> [Recorded information]
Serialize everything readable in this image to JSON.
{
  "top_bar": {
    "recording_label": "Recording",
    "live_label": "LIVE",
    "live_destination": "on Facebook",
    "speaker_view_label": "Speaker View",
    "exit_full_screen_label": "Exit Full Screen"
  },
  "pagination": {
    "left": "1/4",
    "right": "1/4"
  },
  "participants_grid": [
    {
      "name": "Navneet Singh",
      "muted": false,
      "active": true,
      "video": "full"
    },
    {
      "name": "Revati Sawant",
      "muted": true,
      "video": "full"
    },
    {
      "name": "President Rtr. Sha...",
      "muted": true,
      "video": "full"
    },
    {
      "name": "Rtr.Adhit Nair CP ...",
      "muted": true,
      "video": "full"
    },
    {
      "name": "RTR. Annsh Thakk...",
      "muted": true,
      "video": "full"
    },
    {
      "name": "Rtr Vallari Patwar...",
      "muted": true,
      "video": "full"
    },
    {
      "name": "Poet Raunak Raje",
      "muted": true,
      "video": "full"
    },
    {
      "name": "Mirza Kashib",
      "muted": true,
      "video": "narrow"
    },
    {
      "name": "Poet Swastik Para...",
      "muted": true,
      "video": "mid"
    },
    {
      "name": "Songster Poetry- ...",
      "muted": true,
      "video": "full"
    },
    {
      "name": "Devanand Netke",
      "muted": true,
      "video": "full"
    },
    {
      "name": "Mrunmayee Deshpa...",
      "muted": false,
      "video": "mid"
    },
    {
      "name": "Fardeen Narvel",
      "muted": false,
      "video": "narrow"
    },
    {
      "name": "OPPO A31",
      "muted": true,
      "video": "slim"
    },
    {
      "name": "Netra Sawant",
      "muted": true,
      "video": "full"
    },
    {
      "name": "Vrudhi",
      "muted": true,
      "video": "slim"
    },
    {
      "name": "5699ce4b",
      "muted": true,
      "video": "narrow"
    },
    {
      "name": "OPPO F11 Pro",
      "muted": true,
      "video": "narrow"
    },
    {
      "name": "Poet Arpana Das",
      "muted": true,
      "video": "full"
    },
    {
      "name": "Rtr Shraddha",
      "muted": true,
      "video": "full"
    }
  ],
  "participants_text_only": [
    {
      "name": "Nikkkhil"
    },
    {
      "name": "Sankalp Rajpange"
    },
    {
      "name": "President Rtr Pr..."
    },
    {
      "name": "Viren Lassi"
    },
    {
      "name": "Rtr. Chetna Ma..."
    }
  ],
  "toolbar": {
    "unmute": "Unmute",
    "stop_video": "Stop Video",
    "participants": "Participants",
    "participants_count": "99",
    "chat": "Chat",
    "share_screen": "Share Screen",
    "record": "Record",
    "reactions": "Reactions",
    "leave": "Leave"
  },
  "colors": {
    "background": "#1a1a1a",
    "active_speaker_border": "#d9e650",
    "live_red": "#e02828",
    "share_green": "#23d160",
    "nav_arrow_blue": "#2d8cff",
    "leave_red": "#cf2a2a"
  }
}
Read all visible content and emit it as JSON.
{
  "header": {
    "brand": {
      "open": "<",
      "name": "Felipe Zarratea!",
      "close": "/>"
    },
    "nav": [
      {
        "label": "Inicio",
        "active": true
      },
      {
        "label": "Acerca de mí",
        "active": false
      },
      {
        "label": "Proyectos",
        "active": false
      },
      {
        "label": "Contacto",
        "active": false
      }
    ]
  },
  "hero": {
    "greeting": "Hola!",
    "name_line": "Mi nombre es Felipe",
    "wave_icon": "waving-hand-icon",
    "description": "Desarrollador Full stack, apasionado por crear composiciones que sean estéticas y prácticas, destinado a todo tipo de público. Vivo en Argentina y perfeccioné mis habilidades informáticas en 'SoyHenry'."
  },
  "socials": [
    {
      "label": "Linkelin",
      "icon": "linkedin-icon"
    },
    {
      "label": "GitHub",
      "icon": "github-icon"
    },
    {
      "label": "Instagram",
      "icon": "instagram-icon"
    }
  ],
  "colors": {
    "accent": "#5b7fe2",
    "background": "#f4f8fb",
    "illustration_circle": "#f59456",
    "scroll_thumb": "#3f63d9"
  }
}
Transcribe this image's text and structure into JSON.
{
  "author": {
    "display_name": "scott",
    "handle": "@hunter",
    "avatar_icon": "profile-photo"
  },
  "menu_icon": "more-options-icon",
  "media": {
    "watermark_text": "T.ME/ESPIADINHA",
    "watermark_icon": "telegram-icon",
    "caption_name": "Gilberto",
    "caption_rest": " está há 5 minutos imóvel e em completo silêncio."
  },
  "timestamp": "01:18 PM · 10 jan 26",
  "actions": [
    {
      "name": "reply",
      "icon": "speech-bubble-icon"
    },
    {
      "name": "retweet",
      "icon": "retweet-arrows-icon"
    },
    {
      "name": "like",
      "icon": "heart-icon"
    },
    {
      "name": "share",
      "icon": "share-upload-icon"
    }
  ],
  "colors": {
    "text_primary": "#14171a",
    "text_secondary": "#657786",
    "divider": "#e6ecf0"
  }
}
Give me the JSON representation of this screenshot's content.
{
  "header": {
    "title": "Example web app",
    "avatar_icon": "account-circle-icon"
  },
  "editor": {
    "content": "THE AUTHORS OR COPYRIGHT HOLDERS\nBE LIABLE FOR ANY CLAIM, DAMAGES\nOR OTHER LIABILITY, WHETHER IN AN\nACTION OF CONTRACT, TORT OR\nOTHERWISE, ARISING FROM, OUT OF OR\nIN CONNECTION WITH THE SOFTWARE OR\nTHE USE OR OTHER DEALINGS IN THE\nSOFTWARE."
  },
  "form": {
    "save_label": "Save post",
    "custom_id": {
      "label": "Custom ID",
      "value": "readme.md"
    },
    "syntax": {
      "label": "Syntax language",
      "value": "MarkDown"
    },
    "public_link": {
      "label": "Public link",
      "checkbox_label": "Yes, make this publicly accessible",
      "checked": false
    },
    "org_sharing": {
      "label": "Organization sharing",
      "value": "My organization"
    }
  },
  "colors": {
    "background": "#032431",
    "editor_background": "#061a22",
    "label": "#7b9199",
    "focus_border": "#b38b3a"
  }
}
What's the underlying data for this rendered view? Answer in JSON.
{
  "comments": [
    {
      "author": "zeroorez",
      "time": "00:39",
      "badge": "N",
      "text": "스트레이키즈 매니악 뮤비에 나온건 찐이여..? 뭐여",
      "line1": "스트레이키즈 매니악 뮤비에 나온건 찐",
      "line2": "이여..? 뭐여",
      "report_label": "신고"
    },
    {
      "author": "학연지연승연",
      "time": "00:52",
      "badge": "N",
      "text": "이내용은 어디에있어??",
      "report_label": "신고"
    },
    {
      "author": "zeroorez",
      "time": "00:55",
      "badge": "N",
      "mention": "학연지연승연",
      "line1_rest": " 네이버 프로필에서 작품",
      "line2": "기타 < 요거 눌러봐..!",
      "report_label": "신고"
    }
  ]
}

> [Stated task]
Every record above must be duplicated exactly.

> [The completed task]
Serialize everything readable in this image to JSON.
{
  "top_bar": {
    "recording_label": "Recording",
    "live_label": "LIVE",
    "live_destination": "on Facebook",
    "speaker_view_label": "Speaker View",
    "exit_full_screen_label": "Exit Full Screen"
  },
  "pagination": {
    "left": "1/4",
    "right": "1/4"
  },
  "participants_grid": [
    {
      "name": "Navneet Singh",
      "muted": false,
      "active": true,
      "video": "full"
    },
    {
      "name": "Revati Sawant",
      "muted": true,
      "video": "full"
    },
    {
      "name": "President Rtr. Sha...",
      "muted": true,
      "video": "full"
    },
    {
      "name": "Rtr.Adhit Nair CP ...",
      "muted": true,
      "video": "full"
    },
    {
      "name": "RTR. Annsh Thakk...",
      "muted": true,
      "video": "full"
    },
    {
      "name": "Rtr Vallari Patwar...",
      "muted": true,
      "video": "full"
    },
    {
      "name": "Poet Raunak Raje",
      "muted": true,
      "video": "full"
    },
    {
      "name": "Mirza Kashib",
      "muted": true,
      "video": "narrow"
    },
    {
      "name": "Poet Swastik Para...",
      "muted": true,
      "video": "mid"
    },
    {
      "name": "Songster Poetry- ...",
      "muted": true,
      "video": "full"
    },
    {
      "name": "Devanand Netke",
      "muted": true,
      "video": "full"
    },
    {
      "name": "Mrunmayee Deshpa...",
      "muted": false,
      "video": "mid"
    },
    {
      "name": "Fardeen Narvel",
      "muted": false,
      "video": "narrow"
    },
    {
      "name": "OPPO A31",
      "muted": true,
      "video": "slim"
    },
    {
      "name": "Netra Sawant",
      "muted": true,
      "video": "full"
    },
    {
      "name": "Vrudhi",
      "muted": true,
      "video": "slim"
    },
    {
      "name": "5699ce4b",
      "muted": true,
      "video": "narrow"
    },
    {
      "name": "OPPO F11 Pro",
      "muted": true,
      "video": "narrow"
    },
    {
      "name": "Poet Arpana Das",
      "muted": true,
      "video": "full"
    },
    {
      "name": "Rtr Shraddha",
      "muted": true,
      "video": "full"
    }
  ],
  "participants_text_only": [
    {
      "name": "Nikkkhil"
    },
    {
      "name": "Sankalp Rajpange"
    },
    {
      "name": "President Rtr Pr..."
    },
    {
      "name": "Viren Lassi"
    },
    {
      "name": "Rtr. Chetna Ma..."
    }
  ],
  "toolbar": {
    "unmute": "Unmute",
    "stop_video": "Stop Video",
    "participants": "Participants",
    "participants_count": "99",
    "chat": "Chat",
    "share_screen": "Share Screen",
    "record": "Record",
    "reactions": "Reactions",
    "leave": "Leave"
  },
  "colors": {
    "background": "#1a1a1a",
    "active_speaker_border": "#d9e650",
    "live_red": "#e02828",
    "share_green": "#23d160",
    "nav_arrow_blue": "#2d8cff",
    "leave_red": "#cf2a2a"
  }
}
Read all visible content and emit it as JSON.
{
  "header": {
    "brand": {
      "open": "<",
      "name": "Felipe Zarratea!",
      "close": "/>"
    },
    "nav": [
      {
        "label": "Inicio",
        "active": true
      },
      {
        "label": "Acerca de mí",
        "active": false
      },
      {
        "label": "Proyectos",
        "active": false
      },
      {
        "label": "Contacto",
        "active": false
      }
    ]
  },
  "hero": {
    "greeting": "Hola!",
    "name_line": "Mi nombre es Felipe",
    "wave_icon": "waving-hand-icon",
    "description": "Desarrollador Full stack, apasionado por crear composiciones que sean estéticas y prácticas, destinado a todo tipo de público. Vivo en Argentina y perfeccioné mis habilidades informáticas en 'SoyHenry'."
  },
  "socials": [
    {
      "label": "Linkelin",
      "icon": "linkedin-icon"
    },
    {
      "label": "GitHub",
      "icon": "github-icon"
    },
    {
      "label": "Instagram",
      "icon": "instagram-icon"
    }
  ],
  "colors": {
    "accent": "#5b7fe2",
    "background": "#f4f8fb",
    "illustration_circle": "#f59456",
    "scroll_thumb": "#3f63d9"
  }
}
Transcribe this image's text and structure into JSON.
{
  "author": {
    "display_name": "scott",
    "handle": "@hunter",
    "avatar_icon": "profile-photo"
  },
  "menu_icon": "more-options-icon",
  "media": {
    "watermark_text": "T.ME/ESPIADINHA",
    "watermark_icon": "telegram-icon",
    "caption_name": "Gilberto",
    "caption_rest": " está há 5 minutos imóvel e em completo silêncio."
  },
  "timestamp": "01:18 PM · 10 jan 26",
  "actions": [
    {
      "name": "reply",
      "icon": "speech-bubble-icon"
    },
    {
      "name": "retweet",
      "icon": "retweet-arrows-icon"
    },
    {
      "name": "like",
      "icon": "heart-icon"
    },
    {
      "name": "share",
      "icon": "share-upload-icon"
    }
  ],
  "colors": {
    "text_primary": "#14171a",
    "text_secondary": "#657786",
    "divider": "#e6ecf0"
  }
}
Give me the JSON representation of this screenshot's content.
{
  "header": {
    "title": "Example web app",
    "avatar_icon": "account-circle-icon"
  },
  "editor": {
    "content": "THE AUTHORS OR COPYRIGHT HOLDERS\nBE LIABLE FOR ANY CLAIM, DAMAGES\nOR OTHER LIABILITY, WHETHER IN AN\nACTION OF CONTRACT, TORT OR\nOTHERWISE, ARISING FROM, OUT OF OR\nIN CONNECTION WITH THE SOFTWARE OR\nTHE USE OR OTHER DEALINGS IN THE\nSOFTWARE."
  },
  "form": {
    "save_label": "Save post",
    "custom_id": {
      "label": "Custom ID",
      "value": "readme.md"
    },
    "syntax": {
      "label": "Syntax language",
      "value": "MarkDown"
    },
    "public_link": {
      "label": "Public link",
      "checkbox_label": "Yes, make this publicly accessible",
      "checked": false
    },
    "org_sharing": {
      "label": "Organization sharing",
      "value": "My organization"
    }
  },
  "colors": {
    "background": "#032431",
    "editor_background": "#061a22",
    "label": "#7b9199",
    "focus_border": "#b38b3a"
  }
}
What's the underlying data for this rendered view? Answer in JSON.
{
  "comments": [
    {
      "author": "zeroorez",
      "time": "00:39",
      "badge": "N",
      "text": "스트레이키즈 매니악 뮤비에 나온건 찐이여..? 뭐여",
      "line1": "스트레이키즈 매니악 뮤비에 나온건 찐",
      "line2": "이여..? 뭐여",
      "report_label": "신고"
    },
    {
      "author": "학연지연승연",
      "time": "00:52",
      "badge": "N",
      "text": "이내용은 어디에있어??",
      "report_label": "신고"
    },
    {
      "author": "zeroorez",
      "time": "00:55",
      "badge": "N",
      "mention": "학연지연승연",
      "line1_rest": " 네이버 프로필에서 작품",
      "line2": "기타 < 요거 눌러봐..!",
      "report_label": "신고"
    }
  ]
}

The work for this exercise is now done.